* Source passage
○ ○ ○

Secondly- Relieves claimed before amendment cannot run simultaneously with that of the later relieves claimed after amendment.
Third and lastly- The learned Judge without considering such facts and law erroneously allowed the amendment which is an error of law resulting in an error in the decision occasioning failure of justice.
  1. In support of his contentions he refers the following cases :
    1. In the case of Shafiqul Islam Chowdhury (Md.) and others Vs Mustafizur Rahman and others 60 DLR(AD) 42 held:
   ″  In the instant case, the amendment sought for will not chance the character of the suit or the plaint; rather such amendment is capable of determining the real question in controversy. ″
  1. In the case of Yar Mohd. and another vs. Lakshmi Das and others AIR  1959  page -1 (Allahabad) held:
″ Specific Relief Act (1877), S. 9- Scope and object- Suit under S.9 and ordinary suit for possession- Distinction.
Possession is prima facie evidence of title and if a person who is in possession is dispossessed he has a right to claim back possession from the person who dispossesses him. In an ordinary suit of that kind if the plaintiff succeeds in establishing his title as well as possession he is bound to succeed. Even if he is unable to prove his title he can succeed on the basis of prior possession alone. But the suit can easily be defeated if the defendant succeeds in proving a good title in himself or another. In that case the presumption  in favour of the plaintiff is displaced. In such a suit, therefore, the title of both the parties can be brought in issue and can be considered by the court. A suit under S. 9 of the Specific Relief Act is however an entirely different kind of action. That section gives a special privilege to persons in possession who take action promptly. In case they are dispossessed it entitles them to succeed simply by proving (1) that they were in possession, (2) that they have been dispossessed by the defendant, (3) that the dispossession is not in accordance with law, and (4) that the dispossession took place without six months of the suit.
No question of title either of the plaintiff or of the defendant can be raised or gone into in that case. The plaintiff will be entitled to succeed without proving any title on which he can fall back upon and the defendant cannot succeed even though he may be in a position to establish the best of all titles. The restoration of possession in such a suit is however always subject to a regular title suit and the person who has the real title or even the better title cannot therefore be prejudiced in any way by a decree in such a suit. It will always be open to him to establish his title in a regular suit and to recover back possession.″
  1. The learned Advocate appearing for the opposite party no.1 submits that the proposed amendment will not change the nature and character of the suit rather the same is necessary for the purpose of determining the real question in controversy between the parties. He adds that the proposed amendment will settle the question whether during the pendency of the suit the plaintiff was dispossessed. He lastly submits that  considering such aspect  the learned Judge of the Court below allowed the proposed  amendment of the plaint, which calls for no interference by this Court.

○ ○ ○

* Record extracts
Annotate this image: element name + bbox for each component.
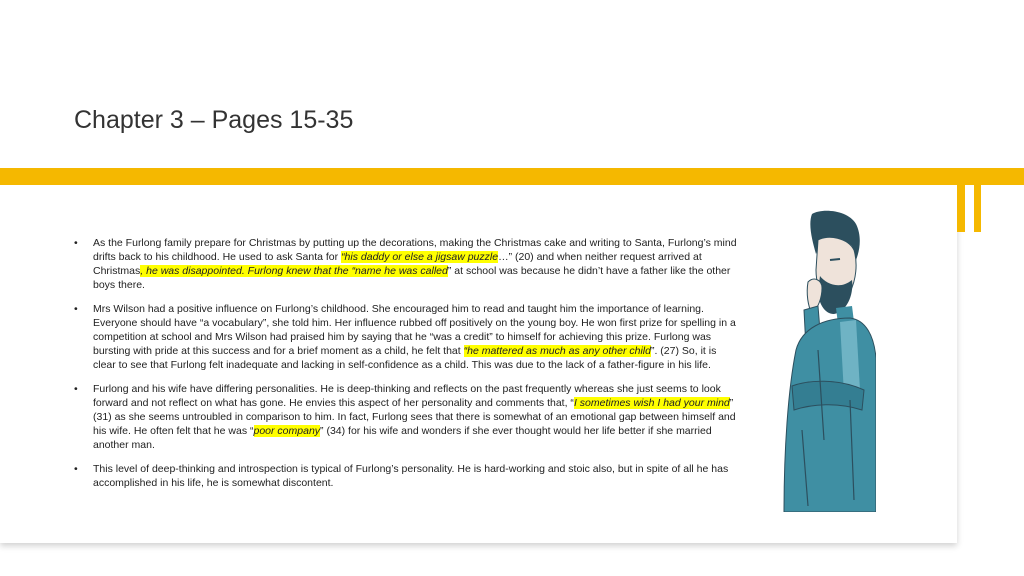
bullet-text: Mrs Wilson had a positive influence on Furlong’s childhood. She encouraged him to read and taught him the importance of learning. Everyone should have “a vocabulary”, she told him. Her influence rubbed off positively on the young boy. He won first prize for spelling in a competition at school and Mrs Wilson had praised him by saying that he “was a credit” to himself for achieving this prize. Furlong was bursting with pride at this success and for a brief moment as a child, he felt that bbox=[93, 303, 736, 357]
highlighted-quote: I sometimes wish I had your mind bbox=[573, 397, 730, 409]
bullet-text: ” (31) as she seems untroubled in comparison to him. In fact, Furlong sees that there is somewhat of an emotional gap between himself and his wife. He often felt that he was “ bbox=[93, 397, 736, 437]
eye-mark bbox=[830, 259, 840, 260]
jacket-shape bbox=[784, 318, 876, 512]
bullet-item bbox=[74, 462, 738, 490]
highlighted-quote: poor company bbox=[253, 425, 321, 437]
bullet-text: …” (20) and when neither request arrived at Christmas bbox=[93, 251, 702, 277]
bullet-text: ” (34) for his wife and wonders if she ever thought would her life better if she married another man. bbox=[93, 425, 712, 451]
bullet-text: This level of deep-thinking and introspection is typical of Furlong’s personality. He is hard-working and stoic also, but in spite of all he has accomplished in his life, he is somewhat discontent. bbox=[93, 463, 729, 489]
bullet-dot: • bbox=[74, 237, 78, 249]
thinking-man-illustration bbox=[778, 210, 876, 512]
bullet-text: ” at school was because he didn’t have a father like the other boys there. bbox=[93, 265, 731, 291]
bullet-item bbox=[74, 302, 738, 372]
bullet-text: Furlong and his wife have differing personalities. He is deep-thinking and reflects on the past frequently whereas she just seems to look forward and not reflect on what has gone. He envies this aspect of her personality and comments that, “ bbox=[93, 383, 721, 409]
bullet-text: As the Furlong family prepare for Christmas by putting up the decorations, making the Christmas cake and writing to Santa, Furlong’s mind drifts back to his childhood. He used to ask Santa for bbox=[93, 237, 737, 263]
slide-title: Chapter 3 – Pages 15-35 bbox=[74, 106, 354, 134]
bullet-dot: • bbox=[74, 303, 78, 315]
bullet-dot: • bbox=[74, 463, 78, 475]
bullet-dot: • bbox=[74, 383, 78, 395]
highlighted-quote: , he was disappointed. Furlong knew that the “name he was called bbox=[140, 265, 448, 277]
bullet-list bbox=[74, 236, 738, 500]
accent-band bbox=[0, 168, 1024, 185]
bullet-item bbox=[74, 382, 738, 452]
accent-bar-left bbox=[957, 168, 965, 232]
bullet-text: ”. (27) So, it is clear to see that Furlong felt inadequate and lacking in self-confidence as a child. This was due to the lack of a father-figure in his life. bbox=[93, 345, 717, 371]
highlighted-quote: “he mattered as much as any other child bbox=[463, 345, 651, 357]
bullet-item bbox=[74, 236, 738, 292]
highlighted-quote: “his daddy or else a jigsaw puzzle bbox=[341, 251, 499, 263]
accent-bar-right bbox=[974, 168, 981, 232]
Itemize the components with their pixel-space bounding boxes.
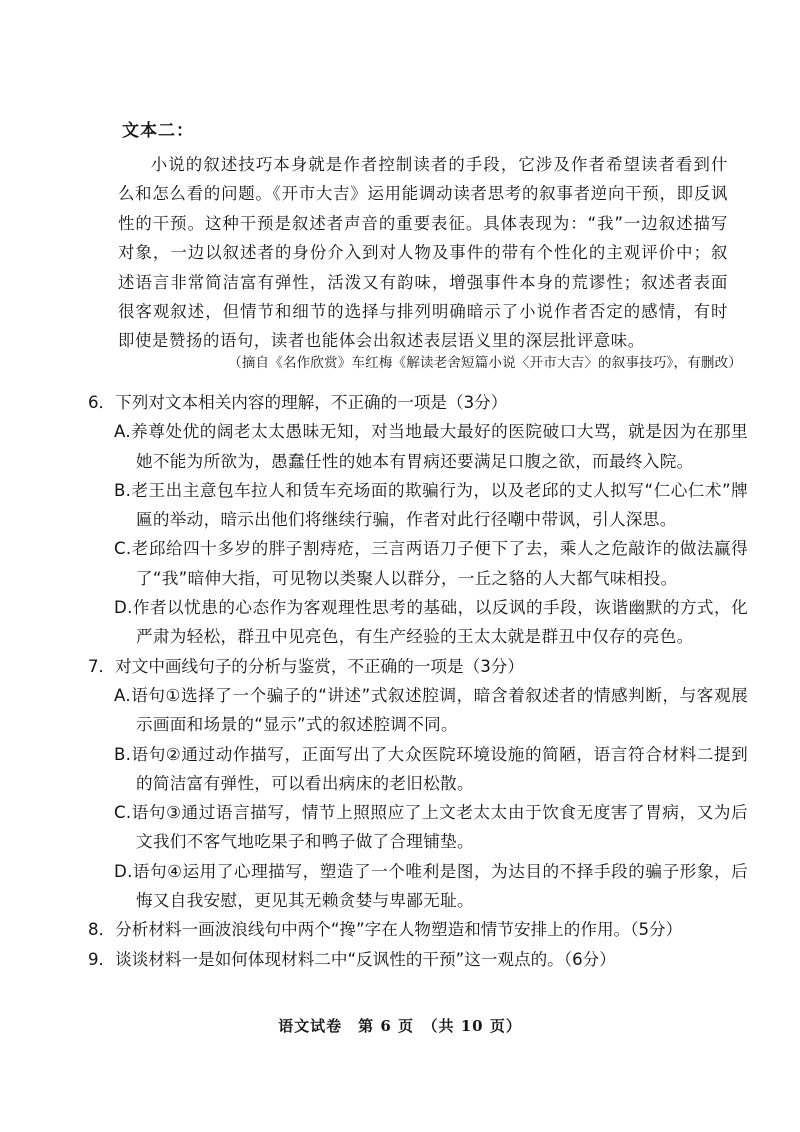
question-stem: 7．对文中画线句子的分析与鉴赏，不正确的一项是（3分） bbox=[88, 656, 524, 676]
page-footer: 语文试卷 第 6 页 （共 10 页） bbox=[278, 1017, 522, 1035]
question-option-d: D.作者以忧患的心态作为客观理性思考的基础，以反讽的手段，诙谐幽默的方式，化严肃为轻松，群丑中见亮色，有生产经验的王太太就是群丑中仅存的亮色。 bbox=[114, 598, 748, 647]
question-7 bbox=[88, 652, 748, 916]
question-9 bbox=[88, 945, 748, 974]
question-option-a: A.养尊处优的阔老太太愚昧无知，对当地最大最好的医院破口大骂，就是因为在那里她不能为所欲为，愚蠢任性的她本有胃病还要满足口腹之欲，而最终入院。 bbox=[114, 422, 748, 471]
question-option-d: D.语句④运用了心理描写，塑造了一个唯利是图，为达目的不择手段的骗子形象，后悔又自我安慰，更见其无赖贪婪与卑鄙无耻。 bbox=[114, 861, 748, 911]
text2-source: （摘自《名作欣赏》车红梅《解读老舍短篇小说〈开市大吉〉的叙事技巧》，有删改） bbox=[228, 355, 742, 371]
question-8 bbox=[88, 915, 748, 944]
question-option-c: C.老邱给四十多岁的胖子割痔疮，三言两语刀子便下了去，乘人之危敲诈的做法赢得了“我”暗伸大指，可见物以类聚人以群分，一丘之貉的人大都气味相投。 bbox=[114, 539, 748, 588]
text2-title: 文本二： bbox=[122, 121, 194, 141]
question-stem: 6．下列对文本相关内容的理解，不正确的一项是（3分） bbox=[88, 393, 508, 412]
question-option-b: B.语句②通过动作描写，正面写出了大众医院环境设施的简陋，语言符合材料二提到的简洁富有弹性，可以看出病床的老旧松散。 bbox=[114, 744, 748, 793]
question-option-c: C.语句③通过语言描写，情节上照照应了上文老太太由于饮食无度害了胃病，又为后文我们不客气地吃果子和鸭子做了合理铺垫。 bbox=[114, 803, 748, 852]
question-stem: 8．分析材料一画波浪线句中两个“搀”字在人物塑造和情节安排上的作用。（5分） bbox=[88, 920, 683, 940]
question-option-b: B.老王出主意包车拉人和赁车充场面的欺骗行为，以及老邱的丈人拟写“仁心仁术”牌匾的举动，暗示出他们将继续行骗，作者对此行径嘲中带讽，引人深思。 bbox=[114, 480, 748, 530]
questions-list bbox=[88, 388, 748, 974]
text2-paragraph: 小说的叙述技巧本身就是作者控制读者的手段，它涉及作者希望读者看到什么和怎么看的问题。《开市大吉》运用能调动读者思考的叙事者逆向干预，即反讽性的干预。这种干预是叙述者声音的重要表征。具体表现为：“我”一边叙述描写对象，一边以叙述者的身份介入到对人物及事件的带有个性化的主观评价中；叙述语言非常简洁富有弹性，活泼又有韵味，增强事件本身的荒谬性；叙述者表面很客观叙述，但情节和细节的选择与排列明确暗示了小说作者否定的感情，有时即使是赞扬的语句，读者也能体会出叙述表层语义里的深层批评意味。 bbox=[118, 155, 728, 351]
question-option-a: A.语句①选择了一个骗子的“讲述”式叙述腔调，暗含着叙述者的情感判断，与客观展示画面和场景的“显示”式的叙述腔调不同。 bbox=[114, 685, 748, 735]
question-stem: 9．谈谈材料一是如何体现材料二中“反讽性的干预”这一观点的。（6分） bbox=[88, 949, 616, 969]
question-6 bbox=[88, 388, 748, 652]
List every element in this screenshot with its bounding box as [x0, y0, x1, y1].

○ ○ ○

* Objectives
[A] Reproduce the portion of the judgment excerpt from "1. In support" to "for possession- Distinction.".
[B] Using the judgment excerpt, answer the following:
(i) According to the Yar Mohd. case, possession is prima facie evidence of what?
(ii) Under which section of the Specific Relief Act is the suit described in the Yar Mohd. case brought?
(iii) According to the advocate for the opposite party no.1, what question will the proposed amendment settle?

* Exercise solutions
[A]
1. In support of his contentions he refers the following cases :
    1. In the case of Shafiqul Islam Chowdhury (Md.) and others Vs Mustafizur Rahman and others 60 DLR(AD) 42 held:
   ″  In the instant case, the amendment sought for will not chance the character of the suit or the plaint; rather such amendment is capable of determining the real question in controversy. ″
  1. In the case of Yar Mohd. and another vs. Lakshmi Das and others AIR  1959  page -1 (Allahabad) held:
″ Specific Relief Act (1877), S. 9- Scope and object- Suit under S.9 and ordinary suit for possession- Distinction.

[B]
(i) Title.
(ii) Section 9 (S. 9).
(iii) Whether the plaintiff was dispossessed during the pendency of the suit.